** Begin PROVIDED DATA **

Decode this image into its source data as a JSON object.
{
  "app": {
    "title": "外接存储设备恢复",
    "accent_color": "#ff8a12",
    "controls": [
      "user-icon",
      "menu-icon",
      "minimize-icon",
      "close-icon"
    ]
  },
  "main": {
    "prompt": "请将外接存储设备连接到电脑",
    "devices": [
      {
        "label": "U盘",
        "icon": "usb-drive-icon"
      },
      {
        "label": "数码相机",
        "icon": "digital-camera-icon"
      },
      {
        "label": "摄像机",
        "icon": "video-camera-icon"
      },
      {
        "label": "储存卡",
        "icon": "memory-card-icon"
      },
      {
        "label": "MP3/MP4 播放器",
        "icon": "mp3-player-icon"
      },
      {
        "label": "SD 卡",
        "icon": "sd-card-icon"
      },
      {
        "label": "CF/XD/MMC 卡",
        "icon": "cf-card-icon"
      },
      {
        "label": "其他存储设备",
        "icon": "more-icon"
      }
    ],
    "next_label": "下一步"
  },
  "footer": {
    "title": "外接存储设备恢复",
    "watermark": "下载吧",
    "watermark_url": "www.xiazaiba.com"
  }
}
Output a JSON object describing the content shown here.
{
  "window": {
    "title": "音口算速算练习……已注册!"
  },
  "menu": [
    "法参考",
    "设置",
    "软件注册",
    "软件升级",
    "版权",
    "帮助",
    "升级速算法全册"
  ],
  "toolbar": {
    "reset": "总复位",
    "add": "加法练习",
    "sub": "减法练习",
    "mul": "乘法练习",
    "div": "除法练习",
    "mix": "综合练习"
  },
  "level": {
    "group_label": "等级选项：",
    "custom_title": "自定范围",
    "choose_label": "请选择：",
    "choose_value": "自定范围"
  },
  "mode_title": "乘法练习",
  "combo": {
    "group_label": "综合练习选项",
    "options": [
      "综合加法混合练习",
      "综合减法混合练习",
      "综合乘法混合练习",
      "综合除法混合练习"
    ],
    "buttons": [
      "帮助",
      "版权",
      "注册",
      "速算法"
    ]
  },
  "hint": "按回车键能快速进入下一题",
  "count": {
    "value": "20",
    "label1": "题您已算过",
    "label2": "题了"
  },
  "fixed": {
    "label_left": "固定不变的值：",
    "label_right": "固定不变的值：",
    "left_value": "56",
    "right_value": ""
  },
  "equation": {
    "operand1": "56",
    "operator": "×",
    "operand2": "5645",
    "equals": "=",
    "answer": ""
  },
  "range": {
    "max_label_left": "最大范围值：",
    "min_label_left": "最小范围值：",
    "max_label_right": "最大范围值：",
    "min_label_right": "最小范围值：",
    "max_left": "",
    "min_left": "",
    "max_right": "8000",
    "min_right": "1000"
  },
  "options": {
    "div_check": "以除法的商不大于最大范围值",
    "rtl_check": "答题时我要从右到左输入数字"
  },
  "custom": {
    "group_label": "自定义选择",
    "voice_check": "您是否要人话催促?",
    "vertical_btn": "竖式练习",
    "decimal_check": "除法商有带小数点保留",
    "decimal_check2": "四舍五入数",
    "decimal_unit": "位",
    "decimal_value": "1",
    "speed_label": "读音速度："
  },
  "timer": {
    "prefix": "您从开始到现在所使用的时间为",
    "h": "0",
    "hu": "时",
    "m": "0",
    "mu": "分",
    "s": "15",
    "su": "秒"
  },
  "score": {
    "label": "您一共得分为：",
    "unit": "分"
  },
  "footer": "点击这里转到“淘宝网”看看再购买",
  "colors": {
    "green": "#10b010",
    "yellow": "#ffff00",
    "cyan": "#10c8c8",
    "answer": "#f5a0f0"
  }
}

** End PROVIDED DATA **

EXERCISE INSTRUCTIONS>
From the records above, extract every line exactly as it stands.

CORRECT RESULT>
Decode this image into its source data as a JSON object.
{
  "app": {
    "title": "外接存储设备恢复",
    "accent_color": "#ff8a12",
    "controls": [
      "user-icon",
      "menu-icon",
      "minimize-icon",
      "close-icon"
    ]
  },
  "main": {
    "prompt": "请将外接存储设备连接到电脑",
    "devices": [
      {
        "label": "U盘",
        "icon": "usb-drive-icon"
      },
      {
        "label": "数码相机",
        "icon": "digital-camera-icon"
      },
      {
        "label": "摄像机",
        "icon": "video-camera-icon"
      },
      {
        "label": "储存卡",
        "icon": "memory-card-icon"
      },
      {
        "label": "MP3/MP4 播放器",
        "icon": "mp3-player-icon"
      },
      {
        "label": "SD 卡",
        "icon": "sd-card-icon"
      },
      {
        "label": "CF/XD/MMC 卡",
        "icon": "cf-card-icon"
      },
      {
        "label": "其他存储设备",
        "icon": "more-icon"
      }
    ],
    "next_label": "下一步"
  },
  "footer": {
    "title": "外接存储设备恢复",
    "watermark": "下载吧",
    "watermark_url": "www.xiazaiba.com"
  }
}
Output a JSON object describing the content shown here.
{
  "window": {
    "title": "音口算速算练习……已注册!"
  },
  "menu": [
    "法参考",
    "设置",
    "软件注册",
    "软件升级",
    "版权",
    "帮助",
    "升级速算法全册"
  ],
  "toolbar": {
    "reset": "总复位",
    "add": "加法练习",
    "sub": "减法练习",
    "mul": "乘法练习",
    "div": "除法练习",
    "mix": "综合练习"
  },
  "level": {
    "group_label": "等级选项：",
    "custom_title": "自定范围",
    "choose_label": "请选择：",
    "choose_value": "自定范围"
  },
  "mode_title": "乘法练习",
  "combo": {
    "group_label": "综合练习选项",
    "options": [
      "综合加法混合练习",
      "综合减法混合练习",
      "综合乘法混合练习",
      "综合除法混合练习"
    ],
    "buttons": [
      "帮助",
      "版权",
      "注册",
      "速算法"
    ]
  },
  "hint": "按回车键能快速进入下一题",
  "count": {
    "value": "20",
    "label1": "题您已算过",
    "label2": "题了"
  },
  "fixed": {
    "label_left": "固定不变的值：",
    "label_right": "固定不变的值：",
    "left_value": "56",
    "right_value": ""
  },
  "equation": {
    "operand1": "56",
    "operator": "×",
    "operand2": "5645",
    "equals": "=",
    "answer": ""
  },
  "range": {
    "max_label_left": "最大范围值：",
    "min_label_left": "最小范围值：",
    "max_label_right": "最大范围值：",
    "min_label_right": "最小范围值：",
    "max_left": "",
    "min_left": "",
    "max_right": "8000",
    "min_right": "1000"
  },
  "options": {
    "div_check": "以除法的商不大于最大范围值",
    "rtl_check": "答题时我要从右到左输入数字"
  },
  "custom": {
    "group_label": "自定义选择",
    "voice_check": "您是否要人话催促?",
    "vertical_btn": "竖式练习",
    "decimal_check": "除法商有带小数点保留",
    "decimal_check2": "四舍五入数",
    "decimal_unit": "位",
    "decimal_value": "1",
    "speed_label": "读音速度："
  },
  "timer": {
    "prefix": "您从开始到现在所使用的时间为",
    "h": "0",
    "hu": "时",
    "m": "0",
    "mu": "分",
    "s": "15",
    "su": "秒"
  },
  "score": {
    "label": "您一共得分为：",
    "unit": "分"
  },
  "footer": "点击这里转到“淘宝网”看看再购买",
  "colors": {
    "green": "#10b010",
    "yellow": "#ffff00",
    "cyan": "#10c8c8",
    "answer": "#f5a0f0"
  }
}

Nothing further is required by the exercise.